### PROVIDED ENTRIES
——————————

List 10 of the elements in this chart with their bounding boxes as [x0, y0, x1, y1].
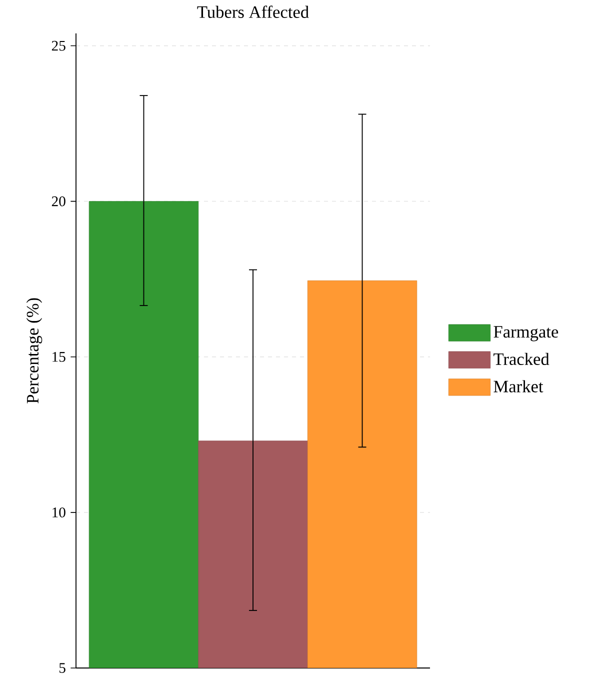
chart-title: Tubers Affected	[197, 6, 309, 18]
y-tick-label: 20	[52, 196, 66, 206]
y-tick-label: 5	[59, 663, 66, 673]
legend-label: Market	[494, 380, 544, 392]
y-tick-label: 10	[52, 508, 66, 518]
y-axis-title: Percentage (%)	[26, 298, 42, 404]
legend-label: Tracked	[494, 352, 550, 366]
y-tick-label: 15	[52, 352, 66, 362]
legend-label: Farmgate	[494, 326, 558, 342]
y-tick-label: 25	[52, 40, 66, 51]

——————————

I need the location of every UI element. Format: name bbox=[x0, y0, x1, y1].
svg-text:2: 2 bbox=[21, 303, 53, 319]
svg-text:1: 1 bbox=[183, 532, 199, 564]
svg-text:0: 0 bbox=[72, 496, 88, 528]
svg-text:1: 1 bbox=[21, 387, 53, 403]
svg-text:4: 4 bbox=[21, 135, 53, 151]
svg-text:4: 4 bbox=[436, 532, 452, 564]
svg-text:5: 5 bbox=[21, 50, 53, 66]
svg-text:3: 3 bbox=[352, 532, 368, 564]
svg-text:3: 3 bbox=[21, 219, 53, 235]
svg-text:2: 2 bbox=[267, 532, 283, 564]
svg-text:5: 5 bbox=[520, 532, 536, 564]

——————————

### WHAT THE TASK ASKS
Write everything from the line containing "List 10 of the" down to the line containing "40, 66, 51]" as a JSON list of strings, one string per line with blank lines left out, and omit the pictures.

### FINISHED ANSWER
[
  "List 10 of the elements in this chart with their bounding boxes as [x0, y0, x1, y1].",
  "chart-title: Tubers Affected\t[197, 6, 309, 18]",
  "y-tick-label: 20\t[52, 196, 66, 206]",
  "y-tick-label: 5\t[59, 663, 66, 673]",
  "legend-label: Market\t[494, 380, 544, 392]",
  "y-tick-label: 10\t[52, 508, 66, 518]",
  "y-axis-title: Percentage (%)\t[26, 298, 42, 404]",
  "legend-label: Tracked\t[494, 352, 550, 366]",
  "y-tick-label: 15\t[52, 352, 66, 362]",
  "legend-label: Farmgate\t[494, 326, 558, 342]",
  "y-tick-label: 25\t[52, 40, 66, 51]"
]